▸ RECORDS PROVIDED
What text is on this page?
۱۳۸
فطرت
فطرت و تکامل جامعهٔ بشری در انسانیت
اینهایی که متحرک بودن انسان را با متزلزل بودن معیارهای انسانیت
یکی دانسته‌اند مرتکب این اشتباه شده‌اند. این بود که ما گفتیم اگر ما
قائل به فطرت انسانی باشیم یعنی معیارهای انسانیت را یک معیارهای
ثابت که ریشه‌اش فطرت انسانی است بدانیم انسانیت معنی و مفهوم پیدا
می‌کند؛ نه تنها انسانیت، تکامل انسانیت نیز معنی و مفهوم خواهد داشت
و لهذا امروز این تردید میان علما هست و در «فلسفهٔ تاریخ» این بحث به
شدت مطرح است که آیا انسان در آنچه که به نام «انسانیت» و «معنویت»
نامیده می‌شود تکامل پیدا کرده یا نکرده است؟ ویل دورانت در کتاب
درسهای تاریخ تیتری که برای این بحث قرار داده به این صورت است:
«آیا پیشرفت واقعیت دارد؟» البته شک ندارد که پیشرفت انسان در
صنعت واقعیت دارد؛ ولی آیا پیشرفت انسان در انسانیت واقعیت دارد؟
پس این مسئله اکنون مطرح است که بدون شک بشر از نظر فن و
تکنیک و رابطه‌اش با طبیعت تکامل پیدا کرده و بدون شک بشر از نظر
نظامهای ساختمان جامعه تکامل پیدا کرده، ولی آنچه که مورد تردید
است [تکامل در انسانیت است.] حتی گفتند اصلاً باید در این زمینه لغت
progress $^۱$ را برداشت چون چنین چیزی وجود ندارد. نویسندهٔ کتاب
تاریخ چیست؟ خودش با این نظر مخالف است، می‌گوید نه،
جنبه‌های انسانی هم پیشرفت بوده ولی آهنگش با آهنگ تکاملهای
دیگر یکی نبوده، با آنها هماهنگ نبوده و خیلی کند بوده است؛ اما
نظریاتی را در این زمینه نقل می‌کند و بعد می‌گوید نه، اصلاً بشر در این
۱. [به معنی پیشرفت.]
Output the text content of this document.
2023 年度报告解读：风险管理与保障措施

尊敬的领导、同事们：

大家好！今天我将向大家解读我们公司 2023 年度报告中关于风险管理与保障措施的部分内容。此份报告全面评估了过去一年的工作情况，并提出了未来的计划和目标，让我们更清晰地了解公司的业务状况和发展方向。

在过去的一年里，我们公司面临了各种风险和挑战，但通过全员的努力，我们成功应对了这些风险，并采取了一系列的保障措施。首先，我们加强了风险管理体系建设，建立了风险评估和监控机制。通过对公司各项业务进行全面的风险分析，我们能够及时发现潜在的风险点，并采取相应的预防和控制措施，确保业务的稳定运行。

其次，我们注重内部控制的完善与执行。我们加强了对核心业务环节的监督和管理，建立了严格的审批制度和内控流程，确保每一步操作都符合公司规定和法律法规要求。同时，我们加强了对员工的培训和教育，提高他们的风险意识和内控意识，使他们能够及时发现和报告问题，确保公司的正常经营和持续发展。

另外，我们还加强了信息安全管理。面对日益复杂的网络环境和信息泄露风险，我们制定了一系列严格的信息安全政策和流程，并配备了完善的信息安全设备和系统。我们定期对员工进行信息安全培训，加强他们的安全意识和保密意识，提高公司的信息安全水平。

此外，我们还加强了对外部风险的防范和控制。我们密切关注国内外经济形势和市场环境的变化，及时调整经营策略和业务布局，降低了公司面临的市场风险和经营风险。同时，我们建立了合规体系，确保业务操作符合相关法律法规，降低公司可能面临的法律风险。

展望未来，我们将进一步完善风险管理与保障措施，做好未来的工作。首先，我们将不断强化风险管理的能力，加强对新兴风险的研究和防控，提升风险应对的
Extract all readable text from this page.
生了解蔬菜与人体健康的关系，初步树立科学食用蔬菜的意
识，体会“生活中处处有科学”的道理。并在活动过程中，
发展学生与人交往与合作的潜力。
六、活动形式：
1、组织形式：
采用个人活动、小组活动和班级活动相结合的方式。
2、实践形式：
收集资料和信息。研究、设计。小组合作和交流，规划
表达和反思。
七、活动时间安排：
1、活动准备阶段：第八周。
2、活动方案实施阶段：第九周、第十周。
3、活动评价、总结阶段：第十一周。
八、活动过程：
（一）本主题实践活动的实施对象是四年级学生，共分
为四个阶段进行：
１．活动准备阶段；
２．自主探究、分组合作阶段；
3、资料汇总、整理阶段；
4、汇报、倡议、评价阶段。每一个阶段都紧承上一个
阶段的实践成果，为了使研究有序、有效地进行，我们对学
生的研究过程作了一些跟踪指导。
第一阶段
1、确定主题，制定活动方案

▸ WORK TO DO
Reproduce all data above, unchanged.

▸ RESULT OF THIS EXERCISE
What text is on this page?
۱۳۸
فطرت
فطرت و تکامل جامعهٔ بشری در انسانیت
اینهایی که متحرک بودن انسان را با متزلزل بودن معیارهای انسانیت
یکی دانسته‌اند مرتکب این اشتباه شده‌اند. این بود که ما گفتیم اگر ما
قائل به فطرت انسانی باشیم یعنی معیارهای انسانیت را یک معیارهای
ثابت که ریشه‌اش فطرت انسانی است بدانیم انسانیت معنی و مفهوم پیدا
می‌کند؛ نه تنها انسانیت، تکامل انسانیت نیز معنی و مفهوم خواهد داشت
و لهذا امروز این تردید میان علما هست و در «فلسفهٔ تاریخ» این بحث به
شدت مطرح است که آیا انسان در آنچه که به نام «انسانیت» و «معنویت»
نامیده می‌شود تکامل پیدا کرده یا نکرده است؟ ویل دورانت در کتاب
درسهای تاریخ تیتری که برای این بحث قرار داده به این صورت است:
«آیا پیشرفت واقعیت دارد؟» البته شک ندارد که پیشرفت انسان در
صنعت واقعیت دارد؛ ولی آیا پیشرفت انسان در انسانیت واقعیت دارد؟
پس این مسئله اکنون مطرح است که بدون شک بشر از نظر فن و
تکنیک و رابطه‌اش با طبیعت تکامل پیدا کرده و بدون شک بشر از نظر
نظامهای ساختمان جامعه تکامل پیدا کرده، ولی آنچه که مورد تردید
است [تکامل در انسانیت است.] حتی گفتند اصلاً باید در این زمینه لغت
progress $^۱$ را برداشت چون چنین چیزی وجود ندارد. نویسندهٔ کتاب
تاریخ چیست؟ خودش با این نظر مخالف است، می‌گوید نه،
جنبه‌های انسانی هم پیشرفت بوده ولی آهنگش با آهنگ تکاملهای
دیگر یکی نبوده، با آنها هماهنگ نبوده و خیلی کند بوده است؛ اما
نظریاتی را در این زمینه نقل می‌کند و بعد می‌گوید نه، اصلاً بشر در این
۱. [به معنی پیشرفت.]
Output the text content of this document.
2023 年度报告解读：风险管理与保障措施

尊敬的领导、同事们：

大家好！今天我将向大家解读我们公司 2023 年度报告中关于风险管理与保障措施的部分内容。此份报告全面评估了过去一年的工作情况，并提出了未来的计划和目标，让我们更清晰地了解公司的业务状况和发展方向。

在过去的一年里，我们公司面临了各种风险和挑战，但通过全员的努力，我们成功应对了这些风险，并采取了一系列的保障措施。首先，我们加强了风险管理体系建设，建立了风险评估和监控机制。通过对公司各项业务进行全面的风险分析，我们能够及时发现潜在的风险点，并采取相应的预防和控制措施，确保业务的稳定运行。

其次，我们注重内部控制的完善与执行。我们加强了对核心业务环节的监督和管理，建立了严格的审批制度和内控流程，确保每一步操作都符合公司规定和法律法规要求。同时，我们加强了对员工的培训和教育，提高他们的风险意识和内控意识，使他们能够及时发现和报告问题，确保公司的正常经营和持续发展。

另外，我们还加强了信息安全管理。面对日益复杂的网络环境和信息泄露风险，我们制定了一系列严格的信息安全政策和流程，并配备了完善的信息安全设备和系统。我们定期对员工进行信息安全培训，加强他们的安全意识和保密意识，提高公司的信息安全水平。

此外，我们还加强了对外部风险的防范和控制。我们密切关注国内外经济形势和市场环境的变化，及时调整经营策略和业务布局，降低了公司面临的市场风险和经营风险。同时，我们建立了合规体系，确保业务操作符合相关法律法规，降低公司可能面临的法律风险。

展望未来，我们将进一步完善风险管理与保障措施，做好未来的工作。首先，我们将不断强化风险管理的能力，加强对新兴风险的研究和防控，提升风险应对的
Extract all readable text from this page.
生了解蔬菜与人体健康的关系，初步树立科学食用蔬菜的意
识，体会“生活中处处有科学”的道理。并在活动过程中，
发展学生与人交往与合作的潜力。
六、活动形式：
1、组织形式：
采用个人活动、小组活动和班级活动相结合的方式。
2、实践形式：
收集资料和信息。研究、设计。小组合作和交流，规划
表达和反思。
七、活动时间安排：
1、活动准备阶段：第八周。
2、活动方案实施阶段：第九周、第十周。
3、活动评价、总结阶段：第十一周。
八、活动过程：
（一）本主题实践活动的实施对象是四年级学生，共分
为四个阶段进行：
１．活动准备阶段；
２．自主探究、分组合作阶段；
3、资料汇总、整理阶段；
4、汇报、倡议、评价阶段。每一个阶段都紧承上一个
阶段的实践成果，为了使研究有序、有效地进行，我们对学
生的研究过程作了一些跟踪指导。
第一阶段
1、确定主题，制定活动方案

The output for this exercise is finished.